» What you should do
Copy the material verbatim, starting at its first line and ending at the line that contains "x-tick-label: 2019 [366, 628, 395, 643]", with both of those lines included.

» Data supplied

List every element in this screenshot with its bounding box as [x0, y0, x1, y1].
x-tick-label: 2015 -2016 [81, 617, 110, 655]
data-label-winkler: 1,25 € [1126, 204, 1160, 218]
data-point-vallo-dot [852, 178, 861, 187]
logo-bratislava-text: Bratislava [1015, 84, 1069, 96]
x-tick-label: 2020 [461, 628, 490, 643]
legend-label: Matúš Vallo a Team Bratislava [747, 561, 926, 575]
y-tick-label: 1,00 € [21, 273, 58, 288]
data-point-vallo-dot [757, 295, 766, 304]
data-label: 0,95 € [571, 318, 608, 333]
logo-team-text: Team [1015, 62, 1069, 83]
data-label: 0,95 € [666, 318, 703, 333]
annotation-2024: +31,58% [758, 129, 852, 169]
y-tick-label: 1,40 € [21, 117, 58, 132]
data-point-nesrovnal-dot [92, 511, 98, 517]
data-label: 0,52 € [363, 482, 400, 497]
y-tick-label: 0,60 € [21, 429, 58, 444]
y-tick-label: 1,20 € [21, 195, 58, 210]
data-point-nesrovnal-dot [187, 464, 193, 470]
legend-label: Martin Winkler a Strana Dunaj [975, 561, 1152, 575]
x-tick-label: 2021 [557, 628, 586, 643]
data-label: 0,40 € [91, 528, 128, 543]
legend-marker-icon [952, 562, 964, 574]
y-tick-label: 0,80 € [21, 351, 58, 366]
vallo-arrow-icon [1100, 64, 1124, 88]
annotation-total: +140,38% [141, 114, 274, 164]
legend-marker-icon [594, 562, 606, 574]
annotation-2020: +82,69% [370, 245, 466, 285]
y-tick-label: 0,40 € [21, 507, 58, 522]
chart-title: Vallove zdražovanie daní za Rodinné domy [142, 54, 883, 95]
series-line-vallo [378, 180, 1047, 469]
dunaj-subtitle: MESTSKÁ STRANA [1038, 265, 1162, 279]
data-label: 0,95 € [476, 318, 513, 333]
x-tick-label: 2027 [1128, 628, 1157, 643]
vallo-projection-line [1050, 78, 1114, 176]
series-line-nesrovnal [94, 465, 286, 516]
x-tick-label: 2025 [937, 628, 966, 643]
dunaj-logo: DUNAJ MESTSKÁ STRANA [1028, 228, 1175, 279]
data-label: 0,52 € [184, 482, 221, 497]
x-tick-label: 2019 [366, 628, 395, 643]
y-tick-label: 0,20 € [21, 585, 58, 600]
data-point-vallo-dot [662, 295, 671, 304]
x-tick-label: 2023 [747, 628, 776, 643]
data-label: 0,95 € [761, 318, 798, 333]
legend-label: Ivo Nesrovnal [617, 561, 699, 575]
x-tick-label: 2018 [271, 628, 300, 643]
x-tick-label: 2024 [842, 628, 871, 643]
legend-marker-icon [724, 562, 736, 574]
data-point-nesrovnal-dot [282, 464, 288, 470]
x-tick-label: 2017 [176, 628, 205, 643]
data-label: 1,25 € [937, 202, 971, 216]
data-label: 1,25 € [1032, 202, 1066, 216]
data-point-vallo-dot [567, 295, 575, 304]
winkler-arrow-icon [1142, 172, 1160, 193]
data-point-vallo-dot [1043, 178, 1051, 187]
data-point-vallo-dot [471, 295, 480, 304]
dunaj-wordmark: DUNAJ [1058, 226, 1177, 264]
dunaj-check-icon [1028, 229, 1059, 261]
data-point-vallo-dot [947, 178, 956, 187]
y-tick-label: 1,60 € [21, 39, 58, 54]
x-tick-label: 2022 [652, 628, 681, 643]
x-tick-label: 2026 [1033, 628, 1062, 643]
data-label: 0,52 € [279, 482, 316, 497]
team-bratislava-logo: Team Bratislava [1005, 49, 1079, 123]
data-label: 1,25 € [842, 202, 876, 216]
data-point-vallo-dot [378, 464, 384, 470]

» Answer in full
List every element in this screenshot with its bounding box as [x0, y0, x1, y1].
x-tick-label: 2015 -2016 [81, 617, 110, 655]
data-label-winkler: 1,25 € [1126, 204, 1160, 218]
data-point-vallo-dot [852, 178, 861, 187]
logo-bratislava-text: Bratislava [1015, 84, 1069, 96]
x-tick-label: 2020 [461, 628, 490, 643]
legend-label: Matúš Vallo a Team Bratislava [747, 561, 926, 575]
y-tick-label: 1,00 € [21, 273, 58, 288]
data-point-vallo-dot [757, 295, 766, 304]
data-label: 0,95 € [571, 318, 608, 333]
logo-team-text: Team [1015, 62, 1069, 83]
data-label: 0,95 € [666, 318, 703, 333]
annotation-2024: +31,58% [758, 129, 852, 169]
y-tick-label: 1,40 € [21, 117, 58, 132]
data-point-nesrovnal-dot [92, 511, 98, 517]
data-label: 0,52 € [363, 482, 400, 497]
y-tick-label: 0,60 € [21, 429, 58, 444]
y-tick-label: 1,20 € [21, 195, 58, 210]
data-point-nesrovnal-dot [187, 464, 193, 470]
legend-label: Martin Winkler a Strana Dunaj [975, 561, 1152, 575]
x-tick-label: 2021 [557, 628, 586, 643]
data-label: 0,40 € [91, 528, 128, 543]
legend-marker-icon [952, 562, 964, 574]
y-tick-label: 0,80 € [21, 351, 58, 366]
vallo-arrow-icon [1100, 64, 1124, 88]
annotation-total: +140,38% [141, 114, 274, 164]
legend-marker-icon [594, 562, 606, 574]
annotation-2020: +82,69% [370, 245, 466, 285]
y-tick-label: 0,40 € [21, 507, 58, 522]
chart-title: Vallove zdražovanie daní za Rodinné domy [142, 54, 883, 95]
series-line-vallo [378, 180, 1047, 469]
dunaj-subtitle: MESTSKÁ STRANA [1038, 265, 1162, 279]
data-label: 0,95 € [476, 318, 513, 333]
x-tick-label: 2027 [1128, 628, 1157, 643]
vallo-projection-line [1050, 78, 1114, 176]
series-line-nesrovnal [94, 465, 286, 516]
x-tick-label: 2025 [937, 628, 966, 643]
dunaj-logo: DUNAJ MESTSKÁ STRANA [1028, 228, 1175, 279]
data-label: 0,52 € [184, 482, 221, 497]
x-tick-label: 2019 [366, 628, 395, 643]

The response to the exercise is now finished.